* To do *
Retype every entry exactly, character for character.

* Record set *
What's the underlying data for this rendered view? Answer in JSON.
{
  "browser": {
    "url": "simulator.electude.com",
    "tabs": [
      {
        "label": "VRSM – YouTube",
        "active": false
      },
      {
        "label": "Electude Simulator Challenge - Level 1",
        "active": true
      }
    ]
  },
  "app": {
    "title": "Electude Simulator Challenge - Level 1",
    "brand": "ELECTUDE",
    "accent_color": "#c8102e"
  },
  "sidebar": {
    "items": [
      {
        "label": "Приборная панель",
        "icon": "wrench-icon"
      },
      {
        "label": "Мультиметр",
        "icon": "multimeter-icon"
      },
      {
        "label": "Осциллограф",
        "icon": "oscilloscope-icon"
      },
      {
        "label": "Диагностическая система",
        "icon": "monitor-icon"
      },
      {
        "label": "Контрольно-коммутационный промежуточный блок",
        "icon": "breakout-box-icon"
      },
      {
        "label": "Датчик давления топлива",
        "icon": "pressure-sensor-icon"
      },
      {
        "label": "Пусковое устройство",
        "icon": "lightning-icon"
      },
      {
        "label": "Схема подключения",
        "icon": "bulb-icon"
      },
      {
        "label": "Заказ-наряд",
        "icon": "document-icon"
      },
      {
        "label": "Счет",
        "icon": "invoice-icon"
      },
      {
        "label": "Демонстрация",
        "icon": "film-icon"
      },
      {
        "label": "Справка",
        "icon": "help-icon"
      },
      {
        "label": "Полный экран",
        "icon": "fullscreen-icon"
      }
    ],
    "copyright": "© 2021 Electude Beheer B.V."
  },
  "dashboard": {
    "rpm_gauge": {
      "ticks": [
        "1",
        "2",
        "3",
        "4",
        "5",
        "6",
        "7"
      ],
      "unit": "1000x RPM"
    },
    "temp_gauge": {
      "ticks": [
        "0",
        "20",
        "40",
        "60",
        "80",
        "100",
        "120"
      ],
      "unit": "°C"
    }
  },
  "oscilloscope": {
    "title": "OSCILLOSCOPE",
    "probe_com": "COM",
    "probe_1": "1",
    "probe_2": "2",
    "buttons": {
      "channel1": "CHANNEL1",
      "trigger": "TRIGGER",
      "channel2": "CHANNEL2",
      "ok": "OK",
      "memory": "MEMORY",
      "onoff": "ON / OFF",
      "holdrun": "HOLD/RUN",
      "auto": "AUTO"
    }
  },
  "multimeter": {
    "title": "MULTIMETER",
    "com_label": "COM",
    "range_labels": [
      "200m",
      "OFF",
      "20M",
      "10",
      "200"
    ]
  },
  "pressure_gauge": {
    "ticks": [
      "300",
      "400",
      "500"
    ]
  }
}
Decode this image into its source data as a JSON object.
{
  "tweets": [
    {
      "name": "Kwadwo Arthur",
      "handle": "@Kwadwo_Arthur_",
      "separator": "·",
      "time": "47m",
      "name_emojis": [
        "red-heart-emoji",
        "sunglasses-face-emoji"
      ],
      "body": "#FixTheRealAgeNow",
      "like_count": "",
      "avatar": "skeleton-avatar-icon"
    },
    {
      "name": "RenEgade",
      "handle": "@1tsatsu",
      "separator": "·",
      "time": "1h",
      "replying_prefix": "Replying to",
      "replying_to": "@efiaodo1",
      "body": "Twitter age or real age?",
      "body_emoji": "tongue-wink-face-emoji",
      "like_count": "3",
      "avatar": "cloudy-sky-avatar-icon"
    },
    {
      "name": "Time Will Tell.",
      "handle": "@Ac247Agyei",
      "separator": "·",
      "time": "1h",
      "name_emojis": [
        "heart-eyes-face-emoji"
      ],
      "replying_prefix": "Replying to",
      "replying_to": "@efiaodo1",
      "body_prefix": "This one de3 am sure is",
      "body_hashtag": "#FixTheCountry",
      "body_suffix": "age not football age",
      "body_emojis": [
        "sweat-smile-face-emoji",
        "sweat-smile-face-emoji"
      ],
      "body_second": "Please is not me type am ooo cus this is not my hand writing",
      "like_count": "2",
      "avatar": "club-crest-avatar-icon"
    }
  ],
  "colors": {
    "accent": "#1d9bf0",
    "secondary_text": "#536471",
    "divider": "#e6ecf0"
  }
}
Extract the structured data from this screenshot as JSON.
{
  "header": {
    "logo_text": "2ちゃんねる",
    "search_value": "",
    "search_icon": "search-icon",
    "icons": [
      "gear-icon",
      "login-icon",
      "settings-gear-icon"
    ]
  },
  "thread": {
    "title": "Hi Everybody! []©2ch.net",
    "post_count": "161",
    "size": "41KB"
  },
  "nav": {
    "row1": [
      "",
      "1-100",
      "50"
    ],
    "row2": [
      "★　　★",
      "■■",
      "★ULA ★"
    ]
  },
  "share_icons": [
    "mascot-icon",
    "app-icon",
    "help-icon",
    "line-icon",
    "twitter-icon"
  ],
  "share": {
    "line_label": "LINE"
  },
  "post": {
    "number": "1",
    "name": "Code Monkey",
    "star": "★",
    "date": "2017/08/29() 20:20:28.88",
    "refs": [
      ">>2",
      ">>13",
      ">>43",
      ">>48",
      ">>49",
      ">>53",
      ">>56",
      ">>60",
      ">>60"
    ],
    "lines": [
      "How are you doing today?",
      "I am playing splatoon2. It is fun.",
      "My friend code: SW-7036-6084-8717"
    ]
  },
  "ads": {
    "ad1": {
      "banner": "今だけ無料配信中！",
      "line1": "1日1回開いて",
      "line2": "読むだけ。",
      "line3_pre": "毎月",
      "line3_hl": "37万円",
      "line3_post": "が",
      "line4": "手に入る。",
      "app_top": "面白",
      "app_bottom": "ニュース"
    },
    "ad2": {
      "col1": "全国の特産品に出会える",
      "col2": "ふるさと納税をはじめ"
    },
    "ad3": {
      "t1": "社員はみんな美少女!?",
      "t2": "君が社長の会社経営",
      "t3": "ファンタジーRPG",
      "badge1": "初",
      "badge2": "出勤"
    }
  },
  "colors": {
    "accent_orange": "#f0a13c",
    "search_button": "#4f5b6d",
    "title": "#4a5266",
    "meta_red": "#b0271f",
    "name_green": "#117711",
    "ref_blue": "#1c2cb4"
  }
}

* The response *
What's the underlying data for this rendered view? Answer in JSON.
{
  "browser": {
    "url": "simulator.electude.com",
    "tabs": [
      {
        "label": "VRSM – YouTube",
        "active": false
      },
      {
        "label": "Electude Simulator Challenge - Level 1",
        "active": true
      }
    ]
  },
  "app": {
    "title": "Electude Simulator Challenge - Level 1",
    "brand": "ELECTUDE",
    "accent_color": "#c8102e"
  },
  "sidebar": {
    "items": [
      {
        "label": "Приборная панель",
        "icon": "wrench-icon"
      },
      {
        "label": "Мультиметр",
        "icon": "multimeter-icon"
      },
      {
        "label": "Осциллограф",
        "icon": "oscilloscope-icon"
      },
      {
        "label": "Диагностическая система",
        "icon": "monitor-icon"
      },
      {
        "label": "Контрольно-коммутационный промежуточный блок",
        "icon": "breakout-box-icon"
      },
      {
        "label": "Датчик давления топлива",
        "icon": "pressure-sensor-icon"
      },
      {
        "label": "Пусковое устройство",
        "icon": "lightning-icon"
      },
      {
        "label": "Схема подключения",
        "icon": "bulb-icon"
      },
      {
        "label": "Заказ-наряд",
        "icon": "document-icon"
      },
      {
        "label": "Счет",
        "icon": "invoice-icon"
      },
      {
        "label": "Демонстрация",
        "icon": "film-icon"
      },
      {
        "label": "Справка",
        "icon": "help-icon"
      },
      {
        "label": "Полный экран",
        "icon": "fullscreen-icon"
      }
    ],
    "copyright": "© 2021 Electude Beheer B.V."
  },
  "dashboard": {
    "rpm_gauge": {
      "ticks": [
        "1",
        "2",
        "3",
        "4",
        "5",
        "6",
        "7"
      ],
      "unit": "1000x RPM"
    },
    "temp_gauge": {
      "ticks": [
        "0",
        "20",
        "40",
        "60",
        "80",
        "100",
        "120"
      ],
      "unit": "°C"
    }
  },
  "oscilloscope": {
    "title": "OSCILLOSCOPE",
    "probe_com": "COM",
    "probe_1": "1",
    "probe_2": "2",
    "buttons": {
      "channel1": "CHANNEL1",
      "trigger": "TRIGGER",
      "channel2": "CHANNEL2",
      "ok": "OK",
      "memory": "MEMORY",
      "onoff": "ON / OFF",
      "holdrun": "HOLD/RUN",
      "auto": "AUTO"
    }
  },
  "multimeter": {
    "title": "MULTIMETER",
    "com_label": "COM",
    "range_labels": [
      "200m",
      "OFF",
      "20M",
      "10",
      "200"
    ]
  },
  "pressure_gauge": {
    "ticks": [
      "300",
      "400",
      "500"
    ]
  }
}
Decode this image into its source data as a JSON object.
{
  "tweets": [
    {
      "name": "Kwadwo Arthur",
      "handle": "@Kwadwo_Arthur_",
      "separator": "·",
      "time": "47m",
      "name_emojis": [
        "red-heart-emoji",
        "sunglasses-face-emoji"
      ],
      "body": "#FixTheRealAgeNow",
      "like_count": "",
      "avatar": "skeleton-avatar-icon"
    },
    {
      "name": "RenEgade",
      "handle": "@1tsatsu",
      "separator": "·",
      "time": "1h",
      "replying_prefix": "Replying to",
      "replying_to": "@efiaodo1",
      "body": "Twitter age or real age?",
      "body_emoji": "tongue-wink-face-emoji",
      "like_count": "3",
      "avatar": "cloudy-sky-avatar-icon"
    },
    {
      "name": "Time Will Tell.",
      "handle": "@Ac247Agyei",
      "separator": "·",
      "time": "1h",
      "name_emojis": [
        "heart-eyes-face-emoji"
      ],
      "replying_prefix": "Replying to",
      "replying_to": "@efiaodo1",
      "body_prefix": "This one de3 am sure is",
      "body_hashtag": "#FixTheCountry",
      "body_suffix": "age not football age",
      "body_emojis": [
        "sweat-smile-face-emoji",
        "sweat-smile-face-emoji"
      ],
      "body_second": "Please is not me type am ooo cus this is not my hand writing",
      "like_count": "2",
      "avatar": "club-crest-avatar-icon"
    }
  ],
  "colors": {
    "accent": "#1d9bf0",
    "secondary_text": "#536471",
    "divider": "#e6ecf0"
  }
}
Extract the structured data from this screenshot as JSON.
{
  "header": {
    "logo_text": "2ちゃんねる",
    "search_value": "",
    "search_icon": "search-icon",
    "icons": [
      "gear-icon",
      "login-icon",
      "settings-gear-icon"
    ]
  },
  "thread": {
    "title": "Hi Everybody! []©2ch.net",
    "post_count": "161",
    "size": "41KB"
  },
  "nav": {
    "row1": [
      "",
      "1-100",
      "50"
    ],
    "row2": [
      "★　　★",
      "■■",
      "★ULA ★"
    ]
  },
  "share_icons": [
    "mascot-icon",
    "app-icon",
    "help-icon",
    "line-icon",
    "twitter-icon"
  ],
  "share": {
    "line_label": "LINE"
  },
  "post": {
    "number": "1",
    "name": "Code Monkey",
    "star": "★",
    "date": "2017/08/29() 20:20:28.88",
    "refs": [
      ">>2",
      ">>13",
      ">>43",
      ">>48",
      ">>49",
      ">>53",
      ">>56",
      ">>60",
      ">>60"
    ],
    "lines": [
      "How are you doing today?",
      "I am playing splatoon2. It is fun.",
      "My friend code: SW-7036-6084-8717"
    ]
  },
  "ads": {
    "ad1": {
      "banner": "今だけ無料配信中！",
      "line1": "1日1回開いて",
      "line2": "読むだけ。",
      "line3_pre": "毎月",
      "line3_hl": "37万円",
      "line3_post": "が",
      "line4": "手に入る。",
      "app_top": "面白",
      "app_bottom": "ニュース"
    },
    "ad2": {
      "col1": "全国の特産品に出会える",
      "col2": "ふるさと納税をはじめ"
    },
    "ad3": {
      "t1": "社員はみんな美少女!?",
      "t2": "君が社長の会社経営",
      "t3": "ファンタジーRPG",
      "badge1": "初",
      "badge2": "出勤"
    }
  },
  "colors": {
    "accent_orange": "#f0a13c",
    "search_button": "#4f5b6d",
    "title": "#4a5266",
    "meta_red": "#b0271f",
    "name_green": "#117711",
    "ref_blue": "#1c2cb4"
  }
}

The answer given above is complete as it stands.